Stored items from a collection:
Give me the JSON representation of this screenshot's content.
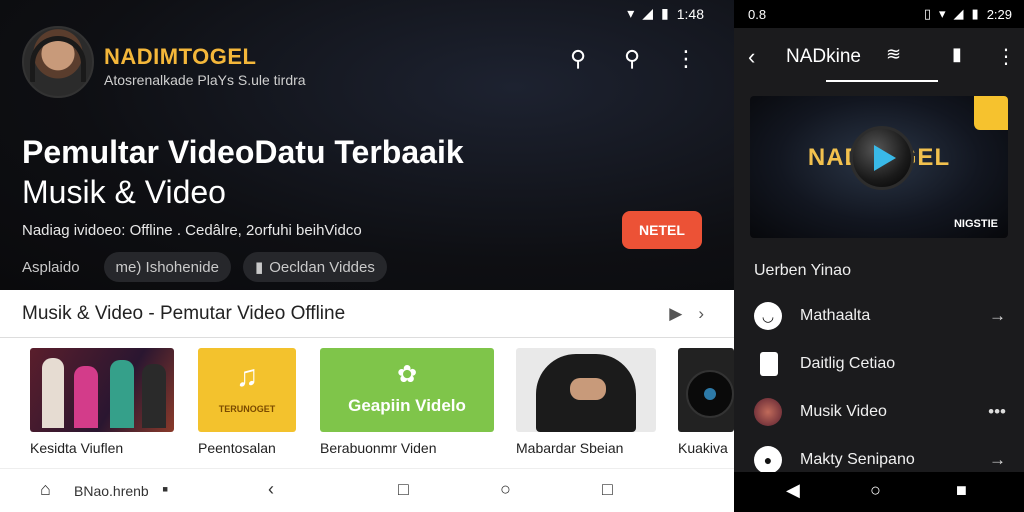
{
  "left": {
    "status_time": "1:48",
    "brand": "NADIMTOGEL",
    "brand_sub": "Atosrenalkade PlaYs S.ule tirdra",
    "title_line1": "Pemultar VideoDatu Terbaaik",
    "title_line2": "Musik & Video",
    "tagline": "Nadiag ividoeo: Offline . Cedâlre, 2orfuhi beihVidco",
    "next_button": "NETEL",
    "chips": [
      "Asplaido",
      "me) Ishohenide",
      "Oecldan Viddes"
    ],
    "section_title": "Musik & Video - Pemutar Video Offline",
    "cards": [
      {
        "label": "Kesidta Viuflen",
        "thumb_text": ""
      },
      {
        "label": "Peentosalan",
        "thumb_text": "TERUNOGET"
      },
      {
        "label": "Berabuonmr Viden",
        "thumb_text": "Geapiin Videlo"
      },
      {
        "label": "Mabardar Sbeian",
        "thumb_text": ""
      },
      {
        "label": "Kuakiva",
        "thumb_text": ""
      }
    ],
    "bottom_nav_label": "BNao.hrenb"
  },
  "right": {
    "status_left": "0.8",
    "status_time": "2:29",
    "title": "NADkine",
    "feature_logo": "NADTOGEL",
    "feature_caption": "NIGSTIE",
    "section_label": "Uerben Yinao",
    "list": [
      {
        "label": "Mathaalta",
        "action": "→"
      },
      {
        "label": "Daitlig Cetiao",
        "action": ""
      },
      {
        "label": "Musik Video",
        "action": "•••"
      },
      {
        "label": "Makty Senipano",
        "action": "→"
      }
    ]
  },
  "colors": {
    "accent": "#ec5236",
    "brand": "#f4b73a",
    "feature_play": "#39b9e8"
  }
}
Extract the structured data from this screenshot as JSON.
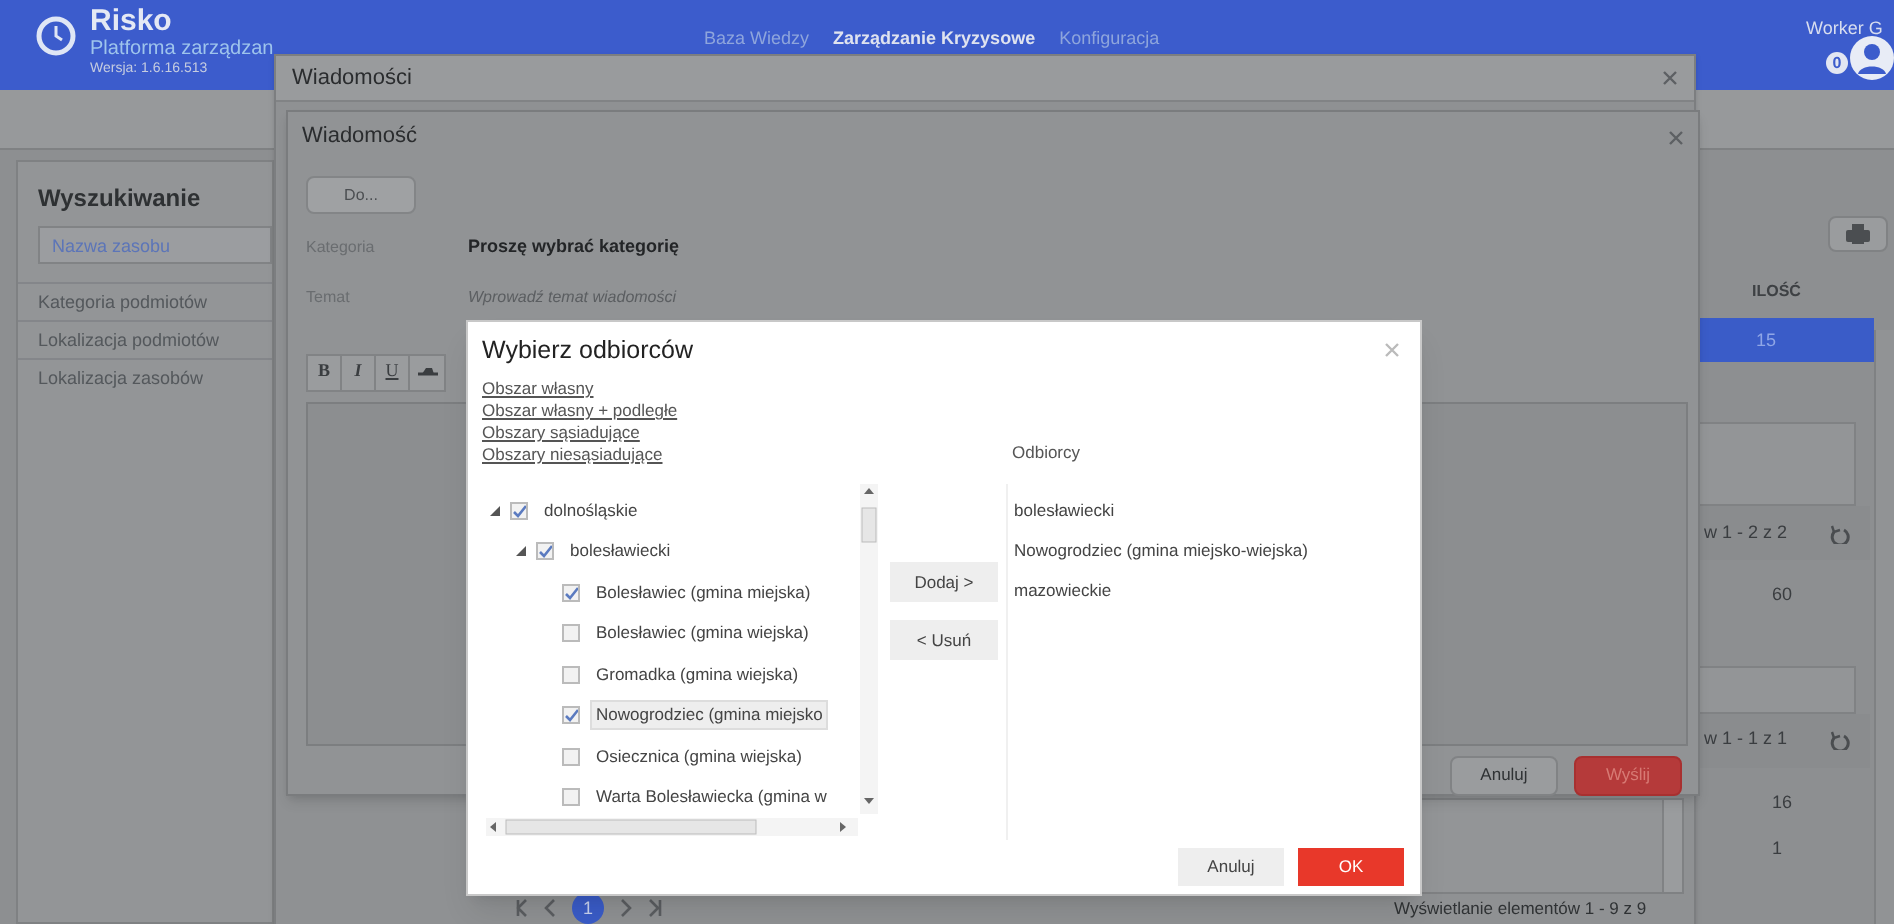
{
  "header": {
    "app_name": "Risko",
    "subtitle": "Platforma zarządzan",
    "version": "Wersja: 1.6.16.513",
    "nav": [
      {
        "label": "Baza Wiedzy",
        "selected": false
      },
      {
        "label": "Zarządzanie Kryzysowe",
        "selected": true
      },
      {
        "label": "Konfiguracja",
        "selected": false
      }
    ],
    "user": "Worker G",
    "badge": "0"
  },
  "search_panel": {
    "title": "Wyszukiwanie",
    "search": {
      "placeholder": "Nazwa zasobu"
    },
    "items": [
      "Kategoria podmiotów",
      "Lokalizacja podmiotów",
      "Lokalizacja zasobów"
    ]
  },
  "main_table": {
    "column": "ILOŚĆ",
    "rows": [
      {
        "value": "15",
        "selected": true
      }
    ],
    "pager_1": "w 1 - 2 z 2",
    "value_2": "60",
    "pager_2": "w 1 - 1 z 1",
    "values_3": [
      "16",
      "1"
    ]
  },
  "messages_window": {
    "title": "Wiadomości",
    "page": "1",
    "footer": "Wyświetlanie elementów 1 - 9 z 9"
  },
  "message_window": {
    "title": "Wiadomość",
    "to_button": "Do...",
    "category_label": "Kategoria",
    "category_value": "Proszę wybrać kategorię",
    "subject_label": "Temat",
    "subject": {
      "placeholder": "Wprowadź temat wiadomości"
    },
    "format_buttons": [
      {
        "label": "B",
        "kind": "bold"
      },
      {
        "label": "I",
        "kind": "italic"
      },
      {
        "label": "U",
        "kind": "underline"
      }
    ],
    "buttons": [
      {
        "label": "Anuluj",
        "kind": "secondary"
      },
      {
        "label": "Wyślij",
        "kind": "primary"
      }
    ]
  },
  "recipients_dialog": {
    "title": "Wybierz odbiorców",
    "links": [
      "Obszar własny",
      "Obszar własny + podległe",
      "Obszary sąsiadujące",
      "Obszary niesąsiadujące"
    ],
    "tree": [
      {
        "label": "dolnośląskie",
        "checked": true,
        "expanded": true,
        "selected": false,
        "children": [
          {
            "label": "bolesławiecki",
            "checked": true,
            "expanded": true,
            "selected": false,
            "children": [
              {
                "label": "Bolesławiec (gmina miejska)",
                "checked": true,
                "selected": false
              },
              {
                "label": "Bolesławiec (gmina wiejska)",
                "checked": false,
                "selected": false
              },
              {
                "label": "Gromadka (gmina wiejska)",
                "checked": false,
                "selected": false
              },
              {
                "label": "Nowogrodziec (gmina miejsko",
                "checked": true,
                "selected": true
              },
              {
                "label": "Osiecznica (gmina wiejska)",
                "checked": false,
                "selected": false
              },
              {
                "label": "Warta Bolesławiecka (gmina w",
                "checked": false,
                "selected": false
              }
            ]
          }
        ]
      }
    ],
    "add_button": "Dodaj >",
    "remove_button": "< Usuń",
    "recipients_label": "Odbiorcy",
    "recipients": [
      "bolesławiecki",
      "Nowogrodziec (gmina miejsko-wiejska)",
      "mazowieckie"
    ],
    "buttons": [
      {
        "label": "Anuluj",
        "kind": "secondary"
      },
      {
        "label": "OK",
        "kind": "primary"
      }
    ]
  }
}
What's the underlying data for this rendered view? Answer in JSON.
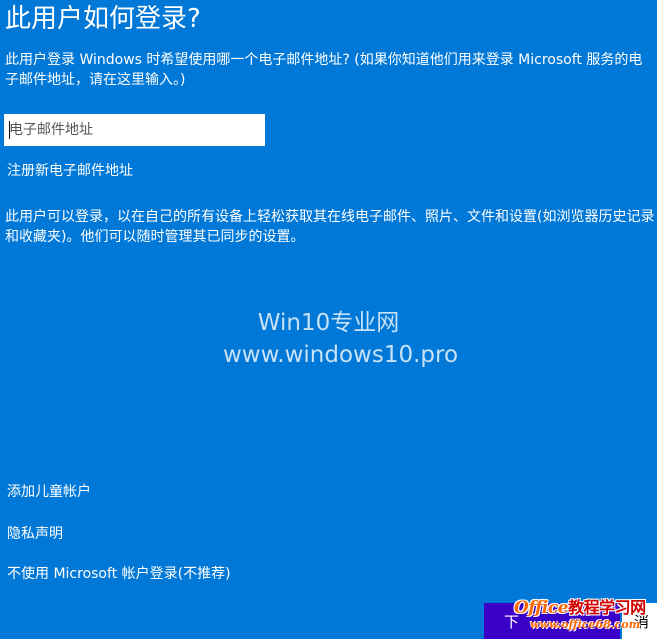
{
  "dialog": {
    "title": "此用户如何登录?",
    "description": "此用户登录 Windows 时希望使用哪一个电子邮件地址? (如果你知道他们用来登录 Microsoft 服务的电子邮件地址，请在这里输入。)",
    "email": {
      "value": "",
      "placeholder": "电子邮件地址"
    },
    "register_link": "注册新电子邮件地址",
    "info": "此用户可以登录，以在自己的所有设备上轻松获取其在线电子邮件、照片、文件和设置(如浏览器历史记录和收藏夹)。他们可以随时管理其已同步的设置。",
    "add_child_link": "添加儿童帐户",
    "privacy_link": "隐私声明",
    "no_microsoft_link": "不使用 Microsoft 帐户登录(不推荐)",
    "next_label": "下",
    "cancel_label": "消"
  },
  "watermark": {
    "line1": "Win10专业网",
    "line2": "www.windows10.pro"
  },
  "stamp": {
    "latin": "Office",
    "chinese": "教程学习网",
    "url": "www.office68.com"
  },
  "colors": {
    "background": "#0078d7",
    "primary_button": "#3a00c8",
    "stamp_orange": "#ff6a00",
    "stamp_red": "#d10000"
  }
}
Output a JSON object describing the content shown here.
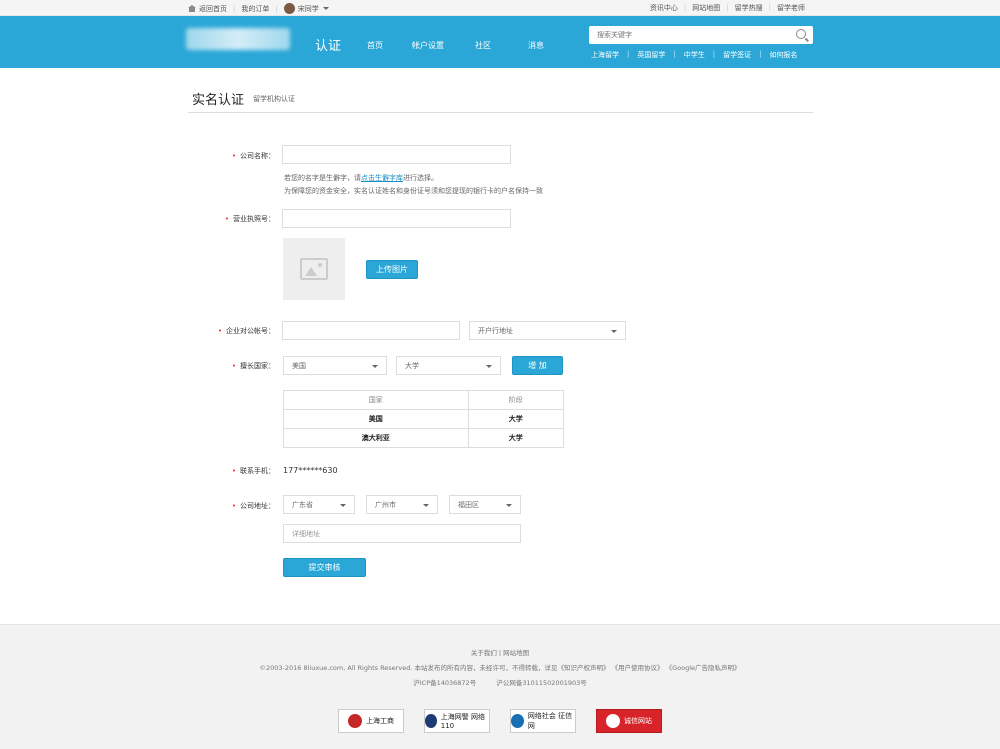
{
  "topbar": {
    "back_home": "返回首页",
    "my_orders": "我的订单",
    "username": "宋同学",
    "right_links": [
      "资讯中心",
      "网站地图",
      "留学热搜",
      "留学老师"
    ]
  },
  "header": {
    "section": "认证",
    "nav": [
      "首页",
      "帐户设置",
      "社区",
      "消息"
    ],
    "search_placeholder": "搜索关键字",
    "quick_links": [
      "上海留学",
      "英国留学",
      "中学生",
      "留学签证",
      "如何报名"
    ]
  },
  "page": {
    "title": "实名认证",
    "subtitle": "留学机构认证"
  },
  "form": {
    "company_name_label": "公司名称：",
    "hint1_pre": "若您的名字是生僻字，请",
    "hint1_link": "点击生僻字库",
    "hint1_post": "进行选择。",
    "hint2": "为保障您的资金安全，实名认证姓名和身份证号须和您提现的银行卡的户名保持一致",
    "license_label": "营业执照号：",
    "upload_button": "上传图片",
    "account_label": "企业对公帐号：",
    "bank_placeholder": "开户行地址",
    "country_label": "擅长国家：",
    "country_value": "美国",
    "stage_value": "大学",
    "add_button": "增 加",
    "table_headers": [
      "国家",
      "阶段"
    ],
    "table_rows": [
      {
        "country": "美国",
        "stage": "大学"
      },
      {
        "country": "澳大利亚",
        "stage": "大学"
      }
    ],
    "phone_label": "联系手机：",
    "phone_value": "177******630",
    "address_label": "公司地址：",
    "province": "广东省",
    "city": "广州市",
    "district": "福田区",
    "detail_placeholder": "详细地址",
    "submit_button": "提交审核"
  },
  "footer": {
    "links": "关于我们 | 网站地图",
    "copyright": "©2003-2016 8liuxue.com, All Rights Reserved.   本站发布的所有内容，未经许可，不得转载，详见《知识产权声明》 《用户使用协议》 《Google广告隐私声明》",
    "icp": "沪ICP备14036872号",
    "police": "沪公网备31011502001903号",
    "badges": [
      "上海工商",
      "上海网警 网络110",
      "网络社会 征信网",
      "诚信网站"
    ]
  },
  "colors": {
    "brand": "#2aa7d7",
    "required": "#e33333"
  }
}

◆ **WHAT YOU HAVE TO DO**: What is the number of lines in the data holding the word "wiejska"? Reply with that number only.

◆ **CORRECT RESULT**: 4